→ **The task**
Turn each of the following rows into a numbered list, skipping any blank lines.

→ **Stored rows**
━━━━━━━━━━━━━━━━━━━━━━━━━━━━━━

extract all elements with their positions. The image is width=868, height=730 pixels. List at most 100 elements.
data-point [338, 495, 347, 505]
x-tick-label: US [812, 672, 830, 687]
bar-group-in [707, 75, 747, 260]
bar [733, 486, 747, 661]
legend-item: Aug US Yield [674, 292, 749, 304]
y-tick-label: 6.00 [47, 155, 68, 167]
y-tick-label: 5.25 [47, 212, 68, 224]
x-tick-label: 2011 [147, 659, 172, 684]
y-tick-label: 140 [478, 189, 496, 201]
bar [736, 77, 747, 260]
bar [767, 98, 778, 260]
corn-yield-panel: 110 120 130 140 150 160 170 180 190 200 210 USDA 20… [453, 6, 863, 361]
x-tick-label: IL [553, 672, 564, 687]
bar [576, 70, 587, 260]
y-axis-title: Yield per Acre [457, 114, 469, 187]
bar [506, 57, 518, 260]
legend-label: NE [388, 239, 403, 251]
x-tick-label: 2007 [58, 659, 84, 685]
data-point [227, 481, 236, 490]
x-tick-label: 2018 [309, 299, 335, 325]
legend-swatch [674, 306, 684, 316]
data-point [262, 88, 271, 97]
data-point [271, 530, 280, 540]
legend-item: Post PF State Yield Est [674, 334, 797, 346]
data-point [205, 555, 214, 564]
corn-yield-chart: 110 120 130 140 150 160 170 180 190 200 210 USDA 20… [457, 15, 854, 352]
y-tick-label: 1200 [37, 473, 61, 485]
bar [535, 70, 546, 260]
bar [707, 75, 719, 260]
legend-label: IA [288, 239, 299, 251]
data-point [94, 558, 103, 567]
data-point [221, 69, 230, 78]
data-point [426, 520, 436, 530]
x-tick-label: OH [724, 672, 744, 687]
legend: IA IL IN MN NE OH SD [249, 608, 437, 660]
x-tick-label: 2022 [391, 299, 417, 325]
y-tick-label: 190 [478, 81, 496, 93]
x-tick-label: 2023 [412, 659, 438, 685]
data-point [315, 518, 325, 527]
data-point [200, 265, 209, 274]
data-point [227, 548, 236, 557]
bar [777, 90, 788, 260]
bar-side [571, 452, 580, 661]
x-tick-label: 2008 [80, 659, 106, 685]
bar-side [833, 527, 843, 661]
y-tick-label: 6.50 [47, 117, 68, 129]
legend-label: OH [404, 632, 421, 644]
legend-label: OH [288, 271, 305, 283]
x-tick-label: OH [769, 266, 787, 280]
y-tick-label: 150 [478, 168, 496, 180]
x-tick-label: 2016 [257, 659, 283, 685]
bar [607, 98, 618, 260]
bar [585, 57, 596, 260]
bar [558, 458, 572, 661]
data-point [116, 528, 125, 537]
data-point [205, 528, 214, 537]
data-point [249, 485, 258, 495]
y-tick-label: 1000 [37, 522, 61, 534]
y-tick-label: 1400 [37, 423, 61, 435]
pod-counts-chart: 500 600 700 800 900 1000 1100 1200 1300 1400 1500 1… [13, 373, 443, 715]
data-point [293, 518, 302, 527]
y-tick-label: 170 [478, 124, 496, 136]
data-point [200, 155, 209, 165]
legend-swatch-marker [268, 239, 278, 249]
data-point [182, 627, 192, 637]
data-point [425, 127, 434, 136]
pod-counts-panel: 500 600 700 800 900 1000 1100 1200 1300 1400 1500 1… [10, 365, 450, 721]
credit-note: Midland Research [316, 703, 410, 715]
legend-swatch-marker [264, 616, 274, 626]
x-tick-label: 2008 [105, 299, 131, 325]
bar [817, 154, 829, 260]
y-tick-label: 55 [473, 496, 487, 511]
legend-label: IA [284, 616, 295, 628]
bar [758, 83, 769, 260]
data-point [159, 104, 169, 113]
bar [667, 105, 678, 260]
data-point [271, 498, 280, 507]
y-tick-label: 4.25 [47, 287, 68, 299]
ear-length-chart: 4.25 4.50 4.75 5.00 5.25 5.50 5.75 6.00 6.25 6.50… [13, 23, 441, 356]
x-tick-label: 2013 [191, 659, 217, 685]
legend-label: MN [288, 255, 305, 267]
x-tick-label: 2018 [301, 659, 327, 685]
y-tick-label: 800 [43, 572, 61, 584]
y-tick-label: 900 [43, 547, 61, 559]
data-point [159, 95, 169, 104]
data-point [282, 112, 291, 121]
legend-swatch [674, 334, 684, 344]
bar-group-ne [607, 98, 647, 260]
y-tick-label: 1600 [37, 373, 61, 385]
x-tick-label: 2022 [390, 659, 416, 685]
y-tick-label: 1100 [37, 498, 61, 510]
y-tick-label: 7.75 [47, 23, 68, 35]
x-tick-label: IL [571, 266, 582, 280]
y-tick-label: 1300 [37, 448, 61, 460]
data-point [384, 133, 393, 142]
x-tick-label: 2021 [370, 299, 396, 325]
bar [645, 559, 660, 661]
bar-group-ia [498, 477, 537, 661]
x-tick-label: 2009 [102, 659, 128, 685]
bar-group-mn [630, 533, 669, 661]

━━━━━━━━━━━━━━━━━━━━━━━━━━━━━━

→ **Completed task**
1. extract all elements with their positions. The image is width=868, height=730 pixels. List at most 100 elements.
2. data-point [338, 495, 347, 505]
3. x-tick-label: US [812, 672, 830, 687]
4. bar-group-in [707, 75, 747, 260]
5. bar [733, 486, 747, 661]
6. legend-item: Aug US Yield [674, 292, 749, 304]
7. y-tick-label: 6.00 [47, 155, 68, 167]
8. y-tick-label: 5.25 [47, 212, 68, 224]
9. x-tick-label: 2011 [147, 659, 172, 684]
10. y-tick-label: 140 [478, 189, 496, 201]
11. bar [736, 77, 747, 260]
12. bar [767, 98, 778, 260]
13. corn-yield-panel: 110 120 130 140 150 160 170 180 190 200 210 USDA 20… [453, 6, 863, 361]
14. x-tick-label: IL [553, 672, 564, 687]
15. bar [576, 70, 587, 260]
16. y-axis-title: Yield per Acre [457, 114, 469, 187]
17. bar [506, 57, 518, 260]
18. legend-label: NE [388, 239, 403, 251]
19. x-tick-label: 2007 [58, 659, 84, 685]
20. data-point [227, 481, 236, 490]
21. x-tick-label: 2018 [309, 299, 335, 325]
22. legend-swatch [674, 306, 684, 316]
23. data-point [262, 88, 271, 97]
24. data-point [271, 530, 280, 540]
25. legend-item: Post PF State Yield Est [674, 334, 797, 346]
26. data-point [205, 555, 214, 564]
27. corn-yield-chart: 110 120 130 140 150 160 170 180 190 200 210 USDA 20… [457, 15, 854, 352]
28. y-tick-label: 1200 [37, 473, 61, 485]
29. bar [535, 70, 546, 260]
30. bar [707, 75, 719, 260]
31. legend-label: IA [288, 239, 299, 251]
32. data-point [94, 558, 103, 567]
33. data-point [221, 69, 230, 78]
34. data-point [426, 520, 436, 530]
35. x-tick-label: OH [724, 672, 744, 687]
36. legend: IA IL IN MN NE OH SD [249, 608, 437, 660]
37. x-tick-label: 2022 [391, 299, 417, 325]
38. y-tick-label: 190 [478, 81, 496, 93]
39. x-tick-label: 2023 [412, 659, 438, 685]
40. data-point [315, 518, 325, 527]
41. data-point [200, 265, 209, 274]
42. data-point [227, 548, 236, 557]
43. bar [777, 90, 788, 260]
44. bar-side [571, 452, 580, 661]
45. x-tick-label: 2008 [80, 659, 106, 685]
46. bar-side [833, 527, 843, 661]
47. y-tick-label: 6.50 [47, 117, 68, 129]
48. legend-label: OH [404, 632, 421, 644]
49. legend-label: OH [288, 271, 305, 283]
50. x-tick-label: OH [769, 266, 787, 280]
51. y-tick-label: 150 [478, 168, 496, 180]
52. x-tick-label: 2016 [257, 659, 283, 685]
53. bar [607, 98, 618, 260]
54. bar [585, 57, 596, 260]
55. bar [558, 458, 572, 661]
56. data-point [116, 528, 125, 537]
57. data-point [205, 528, 214, 537]
58. data-point [249, 485, 258, 495]
59. y-tick-label: 1000 [37, 522, 61, 534]
60. y-tick-label: 1400 [37, 423, 61, 435]
61. pod-counts-chart: 500 600 700 800 900 1000 1100 1200 1300 1400 1500 1… [13, 373, 443, 715]
62. data-point [293, 518, 302, 527]
63. y-tick-label: 170 [478, 124, 496, 136]
64. data-point [200, 155, 209, 165]
65. legend-swatch-marker [268, 239, 278, 249]
66. data-point [182, 627, 192, 637]
67. data-point [425, 127, 434, 136]
68. pod-counts-panel: 500 600 700 800 900 1000 1100 1200 1300 1400 1500 1… [10, 365, 450, 721]
69. credit-note: Midland Research [316, 703, 410, 715]
70. legend-swatch-marker [264, 616, 274, 626]
71. x-tick-label: 2008 [105, 299, 131, 325]
72. bar [817, 154, 829, 260]
73. y-tick-label: 55 [473, 496, 487, 511]
74. legend-label: IA [284, 616, 295, 628]
75. bar [758, 83, 769, 260]
76. data-point [159, 104, 169, 113]
77. bar [667, 105, 678, 260]
78. data-point [271, 498, 280, 507]
79. y-tick-label: 4.25 [47, 287, 68, 299]
80. ear-length-chart: 4.25 4.50 4.75 5.00 5.25 5.50 5.75 6.00 6.25 6.50… [13, 23, 441, 356]
81. x-tick-label: 2013 [191, 659, 217, 685]
82. legend-label: MN [288, 255, 305, 267]
83. x-tick-label: 2018 [301, 659, 327, 685]
84. y-tick-label: 800 [43, 572, 61, 584]
85. y-tick-label: 900 [43, 547, 61, 559]
86. data-point [159, 95, 169, 104]
87. data-point [282, 112, 291, 121]
88. legend-swatch [674, 334, 684, 344]
89. bar-group-ne [607, 98, 647, 260]
90. y-tick-label: 1600 [37, 373, 61, 385]
91. x-tick-label: 2022 [390, 659, 416, 685]
92. y-tick-label: 1100 [37, 498, 61, 510]
93. y-tick-label: 7.75 [47, 23, 68, 35]
94. x-tick-label: IL [571, 266, 582, 280]
95. y-tick-label: 1300 [37, 448, 61, 460]
96. data-point [384, 133, 393, 142]
97. x-tick-label: 2021 [370, 299, 396, 325]
98. bar [645, 559, 660, 661]
99. bar-group-ia [498, 477, 537, 661]
100. x-tick-label: 2009 [102, 659, 128, 685]
101. bar-group-mn [630, 533, 669, 661]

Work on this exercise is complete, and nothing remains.